(Figure collection entries)
------------------------
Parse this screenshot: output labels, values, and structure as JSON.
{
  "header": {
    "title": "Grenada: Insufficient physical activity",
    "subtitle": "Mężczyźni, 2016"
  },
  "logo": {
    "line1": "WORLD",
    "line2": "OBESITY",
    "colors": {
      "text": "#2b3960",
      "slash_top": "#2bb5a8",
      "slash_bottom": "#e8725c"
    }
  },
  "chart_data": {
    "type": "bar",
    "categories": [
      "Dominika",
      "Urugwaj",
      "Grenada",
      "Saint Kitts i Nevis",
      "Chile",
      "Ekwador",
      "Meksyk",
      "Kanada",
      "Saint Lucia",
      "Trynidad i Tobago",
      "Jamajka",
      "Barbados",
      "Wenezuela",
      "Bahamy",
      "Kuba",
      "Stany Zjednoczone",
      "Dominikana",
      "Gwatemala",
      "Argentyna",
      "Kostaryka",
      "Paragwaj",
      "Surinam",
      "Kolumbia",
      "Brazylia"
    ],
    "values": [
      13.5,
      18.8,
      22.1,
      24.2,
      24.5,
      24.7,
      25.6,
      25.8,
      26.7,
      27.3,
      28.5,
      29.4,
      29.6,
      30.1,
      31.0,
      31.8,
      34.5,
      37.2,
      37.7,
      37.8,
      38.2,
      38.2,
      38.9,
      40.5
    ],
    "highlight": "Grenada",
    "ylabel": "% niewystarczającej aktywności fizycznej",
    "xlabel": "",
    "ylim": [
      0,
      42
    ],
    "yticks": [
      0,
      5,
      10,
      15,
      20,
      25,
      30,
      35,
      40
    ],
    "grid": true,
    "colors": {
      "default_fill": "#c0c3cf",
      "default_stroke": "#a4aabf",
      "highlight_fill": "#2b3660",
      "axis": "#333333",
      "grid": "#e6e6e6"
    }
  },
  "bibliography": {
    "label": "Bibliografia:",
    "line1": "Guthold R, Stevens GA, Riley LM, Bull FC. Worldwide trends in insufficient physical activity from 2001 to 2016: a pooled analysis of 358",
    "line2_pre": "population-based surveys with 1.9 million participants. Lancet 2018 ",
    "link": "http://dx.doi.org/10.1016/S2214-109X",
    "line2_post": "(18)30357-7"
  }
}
------------------------
- [AIM]:
Print the material above once more, exactly.

- [FULL ANSWER]:
Parse this screenshot: output labels, values, and structure as JSON.
{
  "header": {
    "title": "Grenada: Insufficient physical activity",
    "subtitle": "Mężczyźni, 2016"
  },
  "logo": {
    "line1": "WORLD",
    "line2": "OBESITY",
    "colors": {
      "text": "#2b3960",
      "slash_top": "#2bb5a8",
      "slash_bottom": "#e8725c"
    }
  },
  "chart_data": {
    "type": "bar",
    "categories": [
      "Dominika",
      "Urugwaj",
      "Grenada",
      "Saint Kitts i Nevis",
      "Chile",
      "Ekwador",
      "Meksyk",
      "Kanada",
      "Saint Lucia",
      "Trynidad i Tobago",
      "Jamajka",
      "Barbados",
      "Wenezuela",
      "Bahamy",
      "Kuba",
      "Stany Zjednoczone",
      "Dominikana",
      "Gwatemala",
      "Argentyna",
      "Kostaryka",
      "Paragwaj",
      "Surinam",
      "Kolumbia",
      "Brazylia"
    ],
    "values": [
      13.5,
      18.8,
      22.1,
      24.2,
      24.5,
      24.7,
      25.6,
      25.8,
      26.7,
      27.3,
      28.5,
      29.4,
      29.6,
      30.1,
      31.0,
      31.8,
      34.5,
      37.2,
      37.7,
      37.8,
      38.2,
      38.2,
      38.9,
      40.5
    ],
    "highlight": "Grenada",
    "ylabel": "% niewystarczającej aktywności fizycznej",
    "xlabel": "",
    "ylim": [
      0,
      42
    ],
    "yticks": [
      0,
      5,
      10,
      15,
      20,
      25,
      30,
      35,
      40
    ],
    "grid": true,
    "colors": {
      "default_fill": "#c0c3cf",
      "default_stroke": "#a4aabf",
      "highlight_fill": "#2b3660",
      "axis": "#333333",
      "grid": "#e6e6e6"
    }
  },
  "bibliography": {
    "label": "Bibliografia:",
    "line1": "Guthold R, Stevens GA, Riley LM, Bull FC. Worldwide trends in insufficient physical activity from 2001 to 2016: a pooled analysis of 358",
    "line2_pre": "population-based surveys with 1.9 million participants. Lancet 2018 ",
    "link": "http://dx.doi.org/10.1016/S2214-109X",
    "line2_post": "(18)30357-7"
  }
}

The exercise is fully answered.